• The task
Give back the full material, exactly as it reads.

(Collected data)
-----

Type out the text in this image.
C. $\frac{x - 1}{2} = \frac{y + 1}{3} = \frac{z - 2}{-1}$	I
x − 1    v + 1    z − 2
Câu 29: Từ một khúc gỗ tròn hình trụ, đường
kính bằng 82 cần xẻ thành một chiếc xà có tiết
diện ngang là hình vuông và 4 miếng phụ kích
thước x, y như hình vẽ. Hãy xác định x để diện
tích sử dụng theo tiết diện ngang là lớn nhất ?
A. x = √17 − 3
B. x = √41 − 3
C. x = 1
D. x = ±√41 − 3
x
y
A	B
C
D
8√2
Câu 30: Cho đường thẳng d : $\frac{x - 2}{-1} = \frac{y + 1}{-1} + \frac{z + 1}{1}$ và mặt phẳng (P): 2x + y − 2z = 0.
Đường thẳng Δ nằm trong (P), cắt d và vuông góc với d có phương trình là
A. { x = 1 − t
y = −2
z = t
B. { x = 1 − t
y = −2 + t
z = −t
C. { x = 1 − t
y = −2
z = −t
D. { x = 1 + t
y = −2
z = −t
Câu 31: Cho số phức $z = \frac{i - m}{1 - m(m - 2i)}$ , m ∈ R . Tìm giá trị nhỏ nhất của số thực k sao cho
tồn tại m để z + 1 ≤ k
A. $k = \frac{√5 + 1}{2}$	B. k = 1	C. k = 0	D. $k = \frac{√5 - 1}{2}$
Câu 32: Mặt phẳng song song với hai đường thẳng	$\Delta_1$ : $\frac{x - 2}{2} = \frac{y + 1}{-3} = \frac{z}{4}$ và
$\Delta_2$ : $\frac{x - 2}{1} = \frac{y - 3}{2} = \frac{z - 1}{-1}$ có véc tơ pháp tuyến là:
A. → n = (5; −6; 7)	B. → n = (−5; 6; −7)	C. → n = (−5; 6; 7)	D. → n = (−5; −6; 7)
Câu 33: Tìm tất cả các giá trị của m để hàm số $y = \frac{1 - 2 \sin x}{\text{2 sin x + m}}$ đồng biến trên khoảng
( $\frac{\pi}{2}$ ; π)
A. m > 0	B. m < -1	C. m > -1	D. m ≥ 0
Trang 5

-----

• Answer for this exercise
Type out the text in this image.
C. $\frac{x - 1}{2} = \frac{y + 1}{3} = \frac{z - 2}{-1}$	I
x − 1    v + 1    z − 2
Câu 29: Từ một khúc gỗ tròn hình trụ, đường
kính bằng 82 cần xẻ thành một chiếc xà có tiết
diện ngang là hình vuông và 4 miếng phụ kích
thước x, y như hình vẽ. Hãy xác định x để diện
tích sử dụng theo tiết diện ngang là lớn nhất ?
A. x = √17 − 3
B. x = √41 − 3
C. x = 1
D. x = ±√41 − 3
x
y
A	B
C
D
8√2
Câu 30: Cho đường thẳng d : $\frac{x - 2}{-1} = \frac{y + 1}{-1} + \frac{z + 1}{1}$ và mặt phẳng (P): 2x + y − 2z = 0.
Đường thẳng Δ nằm trong (P), cắt d và vuông góc với d có phương trình là
A. { x = 1 − t
y = −2
z = t
B. { x = 1 − t
y = −2 + t
z = −t
C. { x = 1 − t
y = −2
z = −t
D. { x = 1 + t
y = −2
z = −t
Câu 31: Cho số phức $z = \frac{i - m}{1 - m(m - 2i)}$ , m ∈ R . Tìm giá trị nhỏ nhất của số thực k sao cho
tồn tại m để z + 1 ≤ k
A. $k = \frac{√5 + 1}{2}$	B. k = 1	C. k = 0	D. $k = \frac{√5 - 1}{2}$
Câu 32: Mặt phẳng song song với hai đường thẳng	$\Delta_1$ : $\frac{x - 2}{2} = \frac{y + 1}{-3} = \frac{z}{4}$ và
$\Delta_2$ : $\frac{x - 2}{1} = \frac{y - 3}{2} = \frac{z - 1}{-1}$ có véc tơ pháp tuyến là:
A. → n = (5; −6; 7)	B. → n = (−5; 6; −7)	C. → n = (−5; 6; 7)	D. → n = (−5; −6; 7)
Câu 33: Tìm tất cả các giá trị của m để hàm số $y = \frac{1 - 2 \sin x}{\text{2 sin x + m}}$ đồng biến trên khoảng
( $\frac{\pi}{2}$ ; π)
A. m > 0	B. m < -1	C. m > -1	D. m ≥ 0
Trang 5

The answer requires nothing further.